# REQUEST
Put everything from the start of the records down to the line containing "y-tick-label: 7 xyxy=(50,391,56,403)" into a Markdown table with the columns Row and Line, numbering each row and leaving out blank lines.

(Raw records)
☆ ☆ ☆

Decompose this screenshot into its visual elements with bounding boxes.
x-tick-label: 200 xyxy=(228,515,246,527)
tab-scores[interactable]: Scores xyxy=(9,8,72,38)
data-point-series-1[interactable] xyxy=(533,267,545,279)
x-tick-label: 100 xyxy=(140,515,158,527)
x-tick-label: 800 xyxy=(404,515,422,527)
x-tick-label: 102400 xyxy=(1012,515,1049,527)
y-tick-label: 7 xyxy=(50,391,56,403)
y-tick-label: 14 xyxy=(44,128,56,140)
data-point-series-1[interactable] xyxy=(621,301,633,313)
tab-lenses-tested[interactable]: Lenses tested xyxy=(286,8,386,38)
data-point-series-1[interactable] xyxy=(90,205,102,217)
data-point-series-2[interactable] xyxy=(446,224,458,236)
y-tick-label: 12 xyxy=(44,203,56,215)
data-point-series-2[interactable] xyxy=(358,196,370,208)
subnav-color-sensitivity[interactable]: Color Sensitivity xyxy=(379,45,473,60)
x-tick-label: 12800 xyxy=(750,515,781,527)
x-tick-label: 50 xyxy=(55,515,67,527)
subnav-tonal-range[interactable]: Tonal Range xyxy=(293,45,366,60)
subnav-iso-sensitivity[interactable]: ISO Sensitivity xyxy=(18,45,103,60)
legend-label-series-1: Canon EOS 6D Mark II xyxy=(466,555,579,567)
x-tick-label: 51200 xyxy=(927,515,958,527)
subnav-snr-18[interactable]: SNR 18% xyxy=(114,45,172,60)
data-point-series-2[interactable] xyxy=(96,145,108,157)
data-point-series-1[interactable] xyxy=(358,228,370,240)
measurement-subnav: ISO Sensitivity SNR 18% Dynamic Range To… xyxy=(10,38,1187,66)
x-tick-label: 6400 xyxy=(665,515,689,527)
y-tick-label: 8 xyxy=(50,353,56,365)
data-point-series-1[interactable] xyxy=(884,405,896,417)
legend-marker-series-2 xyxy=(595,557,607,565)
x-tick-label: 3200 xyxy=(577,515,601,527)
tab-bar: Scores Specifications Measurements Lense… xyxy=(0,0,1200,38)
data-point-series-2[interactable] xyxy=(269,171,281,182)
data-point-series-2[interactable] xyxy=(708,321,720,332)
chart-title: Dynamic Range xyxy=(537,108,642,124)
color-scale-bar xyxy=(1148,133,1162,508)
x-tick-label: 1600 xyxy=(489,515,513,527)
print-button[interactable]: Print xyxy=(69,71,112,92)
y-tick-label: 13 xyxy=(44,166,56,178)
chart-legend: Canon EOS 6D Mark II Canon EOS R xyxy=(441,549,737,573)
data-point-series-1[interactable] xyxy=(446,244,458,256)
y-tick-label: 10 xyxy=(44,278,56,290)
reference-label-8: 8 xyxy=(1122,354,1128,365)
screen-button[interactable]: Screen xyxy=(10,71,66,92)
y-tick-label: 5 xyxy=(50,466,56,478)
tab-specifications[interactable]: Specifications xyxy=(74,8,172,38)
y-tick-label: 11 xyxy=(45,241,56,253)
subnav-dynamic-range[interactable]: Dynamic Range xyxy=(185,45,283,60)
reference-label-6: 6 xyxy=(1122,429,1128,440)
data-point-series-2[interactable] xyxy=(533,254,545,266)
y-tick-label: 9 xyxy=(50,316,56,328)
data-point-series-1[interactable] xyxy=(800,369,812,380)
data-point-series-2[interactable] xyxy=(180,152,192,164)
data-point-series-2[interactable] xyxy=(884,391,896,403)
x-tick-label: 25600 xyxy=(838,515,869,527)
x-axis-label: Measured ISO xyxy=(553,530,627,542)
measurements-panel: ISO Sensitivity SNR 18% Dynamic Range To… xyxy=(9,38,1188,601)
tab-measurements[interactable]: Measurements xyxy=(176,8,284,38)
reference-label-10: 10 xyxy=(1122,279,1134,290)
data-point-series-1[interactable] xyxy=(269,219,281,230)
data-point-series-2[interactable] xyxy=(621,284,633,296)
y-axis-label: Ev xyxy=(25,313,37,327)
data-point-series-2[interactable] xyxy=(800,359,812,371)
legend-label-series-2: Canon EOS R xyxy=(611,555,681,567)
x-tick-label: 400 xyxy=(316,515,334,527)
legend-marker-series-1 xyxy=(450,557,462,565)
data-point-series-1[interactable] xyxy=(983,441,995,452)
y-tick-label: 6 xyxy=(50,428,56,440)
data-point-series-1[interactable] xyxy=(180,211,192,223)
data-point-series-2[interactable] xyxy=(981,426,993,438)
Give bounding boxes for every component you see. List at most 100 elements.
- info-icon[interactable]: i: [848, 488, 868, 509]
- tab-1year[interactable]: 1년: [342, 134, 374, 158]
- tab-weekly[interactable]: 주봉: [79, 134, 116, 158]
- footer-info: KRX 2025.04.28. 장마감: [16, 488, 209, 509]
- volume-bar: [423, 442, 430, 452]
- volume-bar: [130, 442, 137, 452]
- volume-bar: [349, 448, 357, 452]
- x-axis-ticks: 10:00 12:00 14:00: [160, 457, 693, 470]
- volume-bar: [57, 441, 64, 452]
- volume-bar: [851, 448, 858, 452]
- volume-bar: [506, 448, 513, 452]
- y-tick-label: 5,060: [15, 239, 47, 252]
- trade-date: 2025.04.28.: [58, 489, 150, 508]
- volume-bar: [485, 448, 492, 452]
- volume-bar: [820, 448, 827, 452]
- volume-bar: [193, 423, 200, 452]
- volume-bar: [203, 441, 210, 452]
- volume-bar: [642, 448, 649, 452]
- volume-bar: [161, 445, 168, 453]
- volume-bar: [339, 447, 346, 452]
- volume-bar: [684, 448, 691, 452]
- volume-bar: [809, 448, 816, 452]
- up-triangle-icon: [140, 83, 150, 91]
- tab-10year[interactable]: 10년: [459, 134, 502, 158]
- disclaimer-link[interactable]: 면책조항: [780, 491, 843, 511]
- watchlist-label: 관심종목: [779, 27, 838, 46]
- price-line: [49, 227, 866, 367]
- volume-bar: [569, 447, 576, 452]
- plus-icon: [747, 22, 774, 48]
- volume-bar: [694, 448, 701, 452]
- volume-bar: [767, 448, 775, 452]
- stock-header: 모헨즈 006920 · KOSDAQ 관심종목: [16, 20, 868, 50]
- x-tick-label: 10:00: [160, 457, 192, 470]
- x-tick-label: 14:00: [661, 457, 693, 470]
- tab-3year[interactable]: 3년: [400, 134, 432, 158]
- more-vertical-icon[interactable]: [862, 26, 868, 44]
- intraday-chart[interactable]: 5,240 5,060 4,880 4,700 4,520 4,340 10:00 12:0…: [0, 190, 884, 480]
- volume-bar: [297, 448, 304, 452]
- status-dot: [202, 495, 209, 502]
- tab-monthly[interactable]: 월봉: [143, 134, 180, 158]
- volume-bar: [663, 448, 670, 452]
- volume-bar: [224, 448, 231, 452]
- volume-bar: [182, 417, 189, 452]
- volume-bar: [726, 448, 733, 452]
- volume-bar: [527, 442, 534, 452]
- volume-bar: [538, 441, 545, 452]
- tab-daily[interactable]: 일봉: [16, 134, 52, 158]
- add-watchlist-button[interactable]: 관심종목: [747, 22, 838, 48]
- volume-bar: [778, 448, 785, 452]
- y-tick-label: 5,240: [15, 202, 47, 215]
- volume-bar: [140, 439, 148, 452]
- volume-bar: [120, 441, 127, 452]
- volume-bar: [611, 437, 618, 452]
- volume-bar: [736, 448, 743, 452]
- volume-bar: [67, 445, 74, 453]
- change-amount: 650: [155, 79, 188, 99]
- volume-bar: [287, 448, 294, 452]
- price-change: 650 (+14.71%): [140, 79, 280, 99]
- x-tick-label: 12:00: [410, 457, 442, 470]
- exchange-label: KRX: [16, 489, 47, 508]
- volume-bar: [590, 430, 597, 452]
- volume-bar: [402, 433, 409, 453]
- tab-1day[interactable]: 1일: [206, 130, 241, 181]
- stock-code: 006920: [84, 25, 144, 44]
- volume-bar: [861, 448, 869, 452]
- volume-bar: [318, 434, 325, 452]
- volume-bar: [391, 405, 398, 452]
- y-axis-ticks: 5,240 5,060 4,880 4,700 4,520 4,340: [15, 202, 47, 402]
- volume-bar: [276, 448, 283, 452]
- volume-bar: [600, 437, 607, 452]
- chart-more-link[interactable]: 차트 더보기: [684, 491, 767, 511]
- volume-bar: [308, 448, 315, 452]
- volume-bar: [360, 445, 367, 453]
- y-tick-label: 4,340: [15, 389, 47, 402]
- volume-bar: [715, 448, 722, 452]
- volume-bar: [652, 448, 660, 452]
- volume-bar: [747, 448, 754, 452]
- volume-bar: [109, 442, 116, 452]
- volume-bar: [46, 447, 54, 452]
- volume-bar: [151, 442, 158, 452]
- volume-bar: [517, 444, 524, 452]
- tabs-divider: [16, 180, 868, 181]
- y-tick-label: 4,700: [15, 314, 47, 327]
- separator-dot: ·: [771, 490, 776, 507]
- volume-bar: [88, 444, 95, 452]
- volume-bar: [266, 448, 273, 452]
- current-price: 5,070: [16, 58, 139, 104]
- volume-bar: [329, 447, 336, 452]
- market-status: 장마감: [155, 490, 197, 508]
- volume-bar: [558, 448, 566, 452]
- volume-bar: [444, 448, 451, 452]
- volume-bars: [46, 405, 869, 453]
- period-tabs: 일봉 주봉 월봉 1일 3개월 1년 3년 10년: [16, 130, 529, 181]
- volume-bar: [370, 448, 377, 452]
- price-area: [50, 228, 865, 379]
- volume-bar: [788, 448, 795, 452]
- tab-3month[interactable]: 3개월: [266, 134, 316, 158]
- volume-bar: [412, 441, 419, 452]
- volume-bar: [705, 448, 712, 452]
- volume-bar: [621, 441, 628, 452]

☆ ☆ ☆

# THE RESPONSE
| Row | Line |
|---|---|
| 1 | Decompose this screenshot into its visual elements with bounding boxes. |
| 2 | x-tick-label: 200 xyxy=(228,515,246,527) |
| 3 | tab-scores[interactable]: Scores xyxy=(9,8,72,38) |
| 4 | data-point-series-1[interactable] xyxy=(533,267,545,279) |
| 5 | x-tick-label: 100 xyxy=(140,515,158,527) |
| 6 | x-tick-label: 800 xyxy=(404,515,422,527) |
| 7 | x-tick-label: 102400 xyxy=(1012,515,1049,527) |
| 8 | y-tick-label: 7 xyxy=(50,391,56,403) |